• What you have to do:
Your task is to quote the material that follows, in full and exactly.

[Stored items from a collection]
______________________________

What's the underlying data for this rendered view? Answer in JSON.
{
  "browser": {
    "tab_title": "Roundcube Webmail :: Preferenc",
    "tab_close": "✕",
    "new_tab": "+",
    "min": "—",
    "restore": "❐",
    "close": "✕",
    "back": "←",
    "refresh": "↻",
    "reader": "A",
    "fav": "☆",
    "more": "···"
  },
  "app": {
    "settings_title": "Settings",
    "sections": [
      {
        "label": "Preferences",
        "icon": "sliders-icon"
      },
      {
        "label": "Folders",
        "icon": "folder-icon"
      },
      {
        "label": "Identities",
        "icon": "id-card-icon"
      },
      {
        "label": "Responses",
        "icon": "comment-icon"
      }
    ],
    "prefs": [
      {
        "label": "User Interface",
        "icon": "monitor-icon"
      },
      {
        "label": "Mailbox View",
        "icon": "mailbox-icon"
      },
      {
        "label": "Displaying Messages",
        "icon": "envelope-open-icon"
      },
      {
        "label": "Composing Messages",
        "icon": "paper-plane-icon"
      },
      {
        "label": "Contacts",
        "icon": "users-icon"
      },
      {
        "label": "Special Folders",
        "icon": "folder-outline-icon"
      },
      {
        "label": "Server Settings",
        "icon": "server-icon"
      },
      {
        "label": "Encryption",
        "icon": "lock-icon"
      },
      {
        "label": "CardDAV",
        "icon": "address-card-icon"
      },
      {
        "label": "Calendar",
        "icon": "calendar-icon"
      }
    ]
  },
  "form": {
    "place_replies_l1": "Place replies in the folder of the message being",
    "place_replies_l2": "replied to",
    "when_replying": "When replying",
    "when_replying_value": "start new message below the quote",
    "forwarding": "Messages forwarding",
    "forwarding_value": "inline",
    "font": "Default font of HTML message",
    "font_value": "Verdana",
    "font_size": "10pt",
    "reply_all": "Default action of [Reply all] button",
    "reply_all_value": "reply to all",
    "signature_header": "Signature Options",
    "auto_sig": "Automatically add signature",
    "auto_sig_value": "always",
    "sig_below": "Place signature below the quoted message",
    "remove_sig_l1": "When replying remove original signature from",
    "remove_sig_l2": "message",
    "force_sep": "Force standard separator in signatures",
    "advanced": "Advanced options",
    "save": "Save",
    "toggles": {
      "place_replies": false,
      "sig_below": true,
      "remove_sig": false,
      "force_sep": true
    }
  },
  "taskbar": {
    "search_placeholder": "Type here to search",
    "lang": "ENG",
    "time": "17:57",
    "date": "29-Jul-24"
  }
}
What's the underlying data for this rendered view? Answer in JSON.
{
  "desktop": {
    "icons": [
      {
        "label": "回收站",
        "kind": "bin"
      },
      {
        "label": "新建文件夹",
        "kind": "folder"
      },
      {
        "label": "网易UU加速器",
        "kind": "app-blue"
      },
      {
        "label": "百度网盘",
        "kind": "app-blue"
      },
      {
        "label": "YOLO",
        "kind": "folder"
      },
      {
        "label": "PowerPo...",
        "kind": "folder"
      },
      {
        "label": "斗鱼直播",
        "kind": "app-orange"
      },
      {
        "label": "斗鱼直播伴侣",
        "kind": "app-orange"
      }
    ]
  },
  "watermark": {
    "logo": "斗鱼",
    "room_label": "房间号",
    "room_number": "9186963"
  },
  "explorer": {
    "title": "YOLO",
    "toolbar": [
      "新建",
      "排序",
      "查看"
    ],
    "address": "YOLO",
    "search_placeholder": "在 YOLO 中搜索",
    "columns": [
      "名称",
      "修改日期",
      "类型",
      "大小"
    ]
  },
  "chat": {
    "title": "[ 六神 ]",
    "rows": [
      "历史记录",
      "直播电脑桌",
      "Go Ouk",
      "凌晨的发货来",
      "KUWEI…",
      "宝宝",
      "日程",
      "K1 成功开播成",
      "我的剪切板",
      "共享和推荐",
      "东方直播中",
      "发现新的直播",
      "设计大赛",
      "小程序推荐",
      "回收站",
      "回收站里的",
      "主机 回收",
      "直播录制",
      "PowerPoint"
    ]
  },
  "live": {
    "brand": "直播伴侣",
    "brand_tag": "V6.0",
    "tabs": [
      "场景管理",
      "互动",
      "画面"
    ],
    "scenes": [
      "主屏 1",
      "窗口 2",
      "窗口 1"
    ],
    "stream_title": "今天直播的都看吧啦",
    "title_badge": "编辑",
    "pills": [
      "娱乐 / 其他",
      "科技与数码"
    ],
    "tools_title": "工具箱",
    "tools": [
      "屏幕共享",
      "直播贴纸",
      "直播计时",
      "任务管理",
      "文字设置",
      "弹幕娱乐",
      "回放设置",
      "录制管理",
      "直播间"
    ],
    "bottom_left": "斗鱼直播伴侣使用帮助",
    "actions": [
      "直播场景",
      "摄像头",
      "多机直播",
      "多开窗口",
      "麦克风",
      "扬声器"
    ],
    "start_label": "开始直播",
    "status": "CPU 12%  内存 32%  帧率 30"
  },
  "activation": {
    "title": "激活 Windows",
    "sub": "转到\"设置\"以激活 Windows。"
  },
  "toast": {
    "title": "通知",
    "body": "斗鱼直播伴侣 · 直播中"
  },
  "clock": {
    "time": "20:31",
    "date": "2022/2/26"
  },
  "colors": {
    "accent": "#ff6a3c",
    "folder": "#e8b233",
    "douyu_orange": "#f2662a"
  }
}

______________________________

• Output for this exercise:
What's the underlying data for this rendered view? Answer in JSON.
{
  "browser": {
    "tab_title": "Roundcube Webmail :: Preferenc",
    "tab_close": "✕",
    "new_tab": "+",
    "min": "—",
    "restore": "❐",
    "close": "✕",
    "back": "←",
    "refresh": "↻",
    "reader": "A",
    "fav": "☆",
    "more": "···"
  },
  "app": {
    "settings_title": "Settings",
    "sections": [
      {
        "label": "Preferences",
        "icon": "sliders-icon"
      },
      {
        "label": "Folders",
        "icon": "folder-icon"
      },
      {
        "label": "Identities",
        "icon": "id-card-icon"
      },
      {
        "label": "Responses",
        "icon": "comment-icon"
      }
    ],
    "prefs": [
      {
        "label": "User Interface",
        "icon": "monitor-icon"
      },
      {
        "label": "Mailbox View",
        "icon": "mailbox-icon"
      },
      {
        "label": "Displaying Messages",
        "icon": "envelope-open-icon"
      },
      {
        "label": "Composing Messages",
        "icon": "paper-plane-icon"
      },
      {
        "label": "Contacts",
        "icon": "users-icon"
      },
      {
        "label": "Special Folders",
        "icon": "folder-outline-icon"
      },
      {
        "label": "Server Settings",
        "icon": "server-icon"
      },
      {
        "label": "Encryption",
        "icon": "lock-icon"
      },
      {
        "label": "CardDAV",
        "icon": "address-card-icon"
      },
      {
        "label": "Calendar",
        "icon": "calendar-icon"
      }
    ]
  },
  "form": {
    "place_replies_l1": "Place replies in the folder of the message being",
    "place_replies_l2": "replied to",
    "when_replying": "When replying",
    "when_replying_value": "start new message below the quote",
    "forwarding": "Messages forwarding",
    "forwarding_value": "inline",
    "font": "Default font of HTML message",
    "font_value": "Verdana",
    "font_size": "10pt",
    "reply_all": "Default action of [Reply all] button",
    "reply_all_value": "reply to all",
    "signature_header": "Signature Options",
    "auto_sig": "Automatically add signature",
    "auto_sig_value": "always",
    "sig_below": "Place signature below the quoted message",
    "remove_sig_l1": "When replying remove original signature from",
    "remove_sig_l2": "message",
    "force_sep": "Force standard separator in signatures",
    "advanced": "Advanced options",
    "save": "Save",
    "toggles": {
      "place_replies": false,
      "sig_below": true,
      "remove_sig": false,
      "force_sep": true
    }
  },
  "taskbar": {
    "search_placeholder": "Type here to search",
    "lang": "ENG",
    "time": "17:57",
    "date": "29-Jul-24"
  }
}
What's the underlying data for this rendered view? Answer in JSON.
{
  "desktop": {
    "icons": [
      {
        "label": "回收站",
        "kind": "bin"
      },
      {
        "label": "新建文件夹",
        "kind": "folder"
      },
      {
        "label": "网易UU加速器",
        "kind": "app-blue"
      },
      {
        "label": "百度网盘",
        "kind": "app-blue"
      },
      {
        "label": "YOLO",
        "kind": "folder"
      },
      {
        "label": "PowerPo...",
        "kind": "folder"
      },
      {
        "label": "斗鱼直播",
        "kind": "app-orange"
      },
      {
        "label": "斗鱼直播伴侣",
        "kind": "app-orange"
      }
    ]
  },
  "watermark": {
    "logo": "斗鱼",
    "room_label": "房间号",
    "room_number": "9186963"
  },
  "explorer": {
    "title": "YOLO",
    "toolbar": [
      "新建",
      "排序",
      "查看"
    ],
    "address": "YOLO",
    "search_placeholder": "在 YOLO 中搜索",
    "columns": [
      "名称",
      "修改日期",
      "类型",
      "大小"
    ]
  },
  "chat": {
    "title": "[ 六神 ]",
    "rows": [
      "历史记录",
      "直播电脑桌",
      "Go Ouk",
      "凌晨的发货来",
      "KUWEI…",
      "宝宝",
      "日程",
      "K1 成功开播成",
      "我的剪切板",
      "共享和推荐",
      "东方直播中",
      "发现新的直播",
      "设计大赛",
      "小程序推荐",
      "回收站",
      "回收站里的",
      "主机 回收",
      "直播录制",
      "PowerPoint"
    ]
  },
  "live": {
    "brand": "直播伴侣",
    "brand_tag": "V6.0",
    "tabs": [
      "场景管理",
      "互动",
      "画面"
    ],
    "scenes": [
      "主屏 1",
      "窗口 2",
      "窗口 1"
    ],
    "stream_title": "今天直播的都看吧啦",
    "title_badge": "编辑",
    "pills": [
      "娱乐 / 其他",
      "科技与数码"
    ],
    "tools_title": "工具箱",
    "tools": [
      "屏幕共享",
      "直播贴纸",
      "直播计时",
      "任务管理",
      "文字设置",
      "弹幕娱乐",
      "回放设置",
      "录制管理",
      "直播间"
    ],
    "bottom_left": "斗鱼直播伴侣使用帮助",
    "actions": [
      "直播场景",
      "摄像头",
      "多机直播",
      "多开窗口",
      "麦克风",
      "扬声器"
    ],
    "start_label": "开始直播",
    "status": "CPU 12%  内存 32%  帧率 30"
  },
  "activation": {
    "title": "激活 Windows",
    "sub": "转到\"设置\"以激活 Windows。"
  },
  "toast": {
    "title": "通知",
    "body": "斗鱼直播伴侣 · 直播中"
  },
  "clock": {
    "time": "20:31",
    "date": "2022/2/26"
  },
  "colors": {
    "accent": "#ff6a3c",
    "folder": "#e8b233",
    "douyu_orange": "#f2662a"
  }
}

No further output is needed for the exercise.